In the listing below, find every line with the string "trockenen" and pull it out.
★ ★ ★ ★ ★
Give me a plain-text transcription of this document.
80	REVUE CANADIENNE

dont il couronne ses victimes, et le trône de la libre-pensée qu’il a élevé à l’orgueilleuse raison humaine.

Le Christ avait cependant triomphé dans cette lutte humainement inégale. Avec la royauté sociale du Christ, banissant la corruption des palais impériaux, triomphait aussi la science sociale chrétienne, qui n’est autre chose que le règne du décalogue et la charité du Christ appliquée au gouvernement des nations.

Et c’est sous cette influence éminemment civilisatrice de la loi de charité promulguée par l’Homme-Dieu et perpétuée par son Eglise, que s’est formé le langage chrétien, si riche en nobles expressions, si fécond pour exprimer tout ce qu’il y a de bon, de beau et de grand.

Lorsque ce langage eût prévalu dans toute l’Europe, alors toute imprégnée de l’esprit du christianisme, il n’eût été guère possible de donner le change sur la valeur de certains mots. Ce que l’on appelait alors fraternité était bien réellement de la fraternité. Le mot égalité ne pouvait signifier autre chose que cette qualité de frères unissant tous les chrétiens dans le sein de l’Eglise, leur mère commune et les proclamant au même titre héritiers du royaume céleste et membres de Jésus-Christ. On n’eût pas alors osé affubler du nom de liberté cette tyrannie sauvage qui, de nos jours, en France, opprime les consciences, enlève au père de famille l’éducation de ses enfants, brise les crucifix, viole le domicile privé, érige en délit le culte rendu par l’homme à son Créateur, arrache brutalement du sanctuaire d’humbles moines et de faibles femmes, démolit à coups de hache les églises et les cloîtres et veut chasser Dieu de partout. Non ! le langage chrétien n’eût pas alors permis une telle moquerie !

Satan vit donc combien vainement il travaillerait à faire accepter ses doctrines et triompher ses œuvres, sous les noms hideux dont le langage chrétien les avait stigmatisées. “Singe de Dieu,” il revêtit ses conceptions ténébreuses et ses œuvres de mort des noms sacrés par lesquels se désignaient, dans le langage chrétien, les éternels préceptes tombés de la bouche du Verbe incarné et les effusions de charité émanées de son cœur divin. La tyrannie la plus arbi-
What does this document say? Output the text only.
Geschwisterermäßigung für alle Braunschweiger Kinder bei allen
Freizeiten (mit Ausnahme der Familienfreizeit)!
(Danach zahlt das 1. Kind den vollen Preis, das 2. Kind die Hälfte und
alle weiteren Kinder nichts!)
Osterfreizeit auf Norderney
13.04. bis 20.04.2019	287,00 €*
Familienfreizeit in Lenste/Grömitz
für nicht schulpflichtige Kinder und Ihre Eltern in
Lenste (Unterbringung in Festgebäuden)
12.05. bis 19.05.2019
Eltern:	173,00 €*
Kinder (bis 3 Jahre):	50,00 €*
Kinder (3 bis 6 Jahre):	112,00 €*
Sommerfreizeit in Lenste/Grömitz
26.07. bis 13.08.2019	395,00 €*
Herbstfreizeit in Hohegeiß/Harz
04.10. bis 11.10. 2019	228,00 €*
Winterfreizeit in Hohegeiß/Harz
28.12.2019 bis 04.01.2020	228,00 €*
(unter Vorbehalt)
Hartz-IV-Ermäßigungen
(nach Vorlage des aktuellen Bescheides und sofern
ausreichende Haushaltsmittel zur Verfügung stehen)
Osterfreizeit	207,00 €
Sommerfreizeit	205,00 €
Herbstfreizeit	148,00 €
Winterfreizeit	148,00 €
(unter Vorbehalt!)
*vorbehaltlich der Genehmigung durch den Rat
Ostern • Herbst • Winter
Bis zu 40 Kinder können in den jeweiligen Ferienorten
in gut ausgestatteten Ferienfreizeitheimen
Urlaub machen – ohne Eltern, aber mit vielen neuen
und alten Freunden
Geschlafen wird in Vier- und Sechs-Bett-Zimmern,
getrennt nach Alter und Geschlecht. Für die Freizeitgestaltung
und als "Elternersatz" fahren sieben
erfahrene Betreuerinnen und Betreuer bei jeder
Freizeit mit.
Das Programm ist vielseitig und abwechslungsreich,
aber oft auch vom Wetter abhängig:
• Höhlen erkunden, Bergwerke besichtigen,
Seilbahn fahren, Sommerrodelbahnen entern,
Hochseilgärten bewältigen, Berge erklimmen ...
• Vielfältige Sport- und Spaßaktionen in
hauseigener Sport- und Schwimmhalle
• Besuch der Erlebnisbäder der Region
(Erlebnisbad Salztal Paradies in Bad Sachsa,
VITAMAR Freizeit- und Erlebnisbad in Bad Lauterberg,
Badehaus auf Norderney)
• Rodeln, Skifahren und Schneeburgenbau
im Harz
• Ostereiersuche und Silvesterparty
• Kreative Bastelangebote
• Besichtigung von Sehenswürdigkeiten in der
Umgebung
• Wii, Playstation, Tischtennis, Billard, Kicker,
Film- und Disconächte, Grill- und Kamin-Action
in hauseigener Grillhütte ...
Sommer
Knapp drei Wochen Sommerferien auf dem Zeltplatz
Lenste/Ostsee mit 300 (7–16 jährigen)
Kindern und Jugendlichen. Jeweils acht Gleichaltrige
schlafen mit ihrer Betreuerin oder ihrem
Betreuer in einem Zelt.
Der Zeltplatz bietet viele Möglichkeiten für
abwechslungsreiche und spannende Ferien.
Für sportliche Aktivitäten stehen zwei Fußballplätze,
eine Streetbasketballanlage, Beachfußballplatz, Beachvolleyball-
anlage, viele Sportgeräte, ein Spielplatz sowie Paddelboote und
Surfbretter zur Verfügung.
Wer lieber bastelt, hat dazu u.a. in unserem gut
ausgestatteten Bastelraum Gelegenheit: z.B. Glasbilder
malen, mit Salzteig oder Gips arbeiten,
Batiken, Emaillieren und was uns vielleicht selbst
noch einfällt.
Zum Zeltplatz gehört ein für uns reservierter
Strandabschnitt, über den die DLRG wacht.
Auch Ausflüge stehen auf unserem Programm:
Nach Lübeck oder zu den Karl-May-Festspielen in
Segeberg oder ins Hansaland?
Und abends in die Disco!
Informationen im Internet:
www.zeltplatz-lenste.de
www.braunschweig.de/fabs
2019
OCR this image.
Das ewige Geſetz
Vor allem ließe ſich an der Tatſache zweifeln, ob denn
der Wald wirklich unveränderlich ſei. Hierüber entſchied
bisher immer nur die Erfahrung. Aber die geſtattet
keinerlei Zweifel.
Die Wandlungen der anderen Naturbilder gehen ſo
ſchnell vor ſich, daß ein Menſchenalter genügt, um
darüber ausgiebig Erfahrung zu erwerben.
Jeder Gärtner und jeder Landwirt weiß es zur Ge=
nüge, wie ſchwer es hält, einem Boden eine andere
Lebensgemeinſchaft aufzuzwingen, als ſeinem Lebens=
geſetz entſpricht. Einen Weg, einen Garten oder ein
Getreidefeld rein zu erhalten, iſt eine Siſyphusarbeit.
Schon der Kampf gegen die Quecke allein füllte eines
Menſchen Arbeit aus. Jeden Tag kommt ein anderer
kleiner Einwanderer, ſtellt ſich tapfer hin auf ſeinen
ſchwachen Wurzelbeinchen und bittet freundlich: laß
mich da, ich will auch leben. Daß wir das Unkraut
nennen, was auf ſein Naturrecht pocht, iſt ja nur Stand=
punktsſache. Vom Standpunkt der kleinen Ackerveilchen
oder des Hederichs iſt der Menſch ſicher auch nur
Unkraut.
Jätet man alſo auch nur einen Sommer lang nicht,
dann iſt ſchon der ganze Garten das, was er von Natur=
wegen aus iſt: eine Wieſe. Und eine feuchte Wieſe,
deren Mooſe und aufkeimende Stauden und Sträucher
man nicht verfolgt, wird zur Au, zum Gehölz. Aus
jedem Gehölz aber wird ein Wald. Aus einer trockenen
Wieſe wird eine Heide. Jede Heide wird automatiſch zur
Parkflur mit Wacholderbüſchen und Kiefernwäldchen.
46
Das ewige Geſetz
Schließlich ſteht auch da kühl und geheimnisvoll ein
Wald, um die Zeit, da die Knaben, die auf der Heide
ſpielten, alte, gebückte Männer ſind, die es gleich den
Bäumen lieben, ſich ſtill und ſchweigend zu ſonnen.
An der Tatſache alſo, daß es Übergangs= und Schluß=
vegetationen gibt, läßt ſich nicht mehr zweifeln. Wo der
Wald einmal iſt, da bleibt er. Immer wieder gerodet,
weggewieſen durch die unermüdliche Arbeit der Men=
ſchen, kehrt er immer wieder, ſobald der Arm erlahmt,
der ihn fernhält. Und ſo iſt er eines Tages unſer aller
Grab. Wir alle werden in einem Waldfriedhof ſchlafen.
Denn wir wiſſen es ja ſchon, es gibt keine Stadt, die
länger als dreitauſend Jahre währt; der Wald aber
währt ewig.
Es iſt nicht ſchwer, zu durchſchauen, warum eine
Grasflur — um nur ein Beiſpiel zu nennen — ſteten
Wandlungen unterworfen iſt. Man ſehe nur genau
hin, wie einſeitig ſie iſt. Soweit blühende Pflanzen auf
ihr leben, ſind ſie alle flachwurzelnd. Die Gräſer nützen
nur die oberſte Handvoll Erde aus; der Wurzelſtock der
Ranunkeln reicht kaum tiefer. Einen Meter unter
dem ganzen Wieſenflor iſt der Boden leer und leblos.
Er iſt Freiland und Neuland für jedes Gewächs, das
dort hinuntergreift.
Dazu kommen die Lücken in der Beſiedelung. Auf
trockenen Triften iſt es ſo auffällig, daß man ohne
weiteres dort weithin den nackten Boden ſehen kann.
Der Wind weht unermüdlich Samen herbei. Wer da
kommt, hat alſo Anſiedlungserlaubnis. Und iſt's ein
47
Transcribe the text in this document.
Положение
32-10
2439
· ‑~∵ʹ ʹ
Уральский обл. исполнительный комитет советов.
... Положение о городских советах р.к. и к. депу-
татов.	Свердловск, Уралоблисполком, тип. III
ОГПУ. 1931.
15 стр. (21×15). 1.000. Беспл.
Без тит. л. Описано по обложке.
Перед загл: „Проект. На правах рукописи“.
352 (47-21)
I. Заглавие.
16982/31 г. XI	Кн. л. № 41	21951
★ ★ ★ ★ ★
[Task solution]
jedem Gehölz aber wird ein Wald. Aus einer trockenen
trockenen Triften iſt es ſo auffällig, daß man ohne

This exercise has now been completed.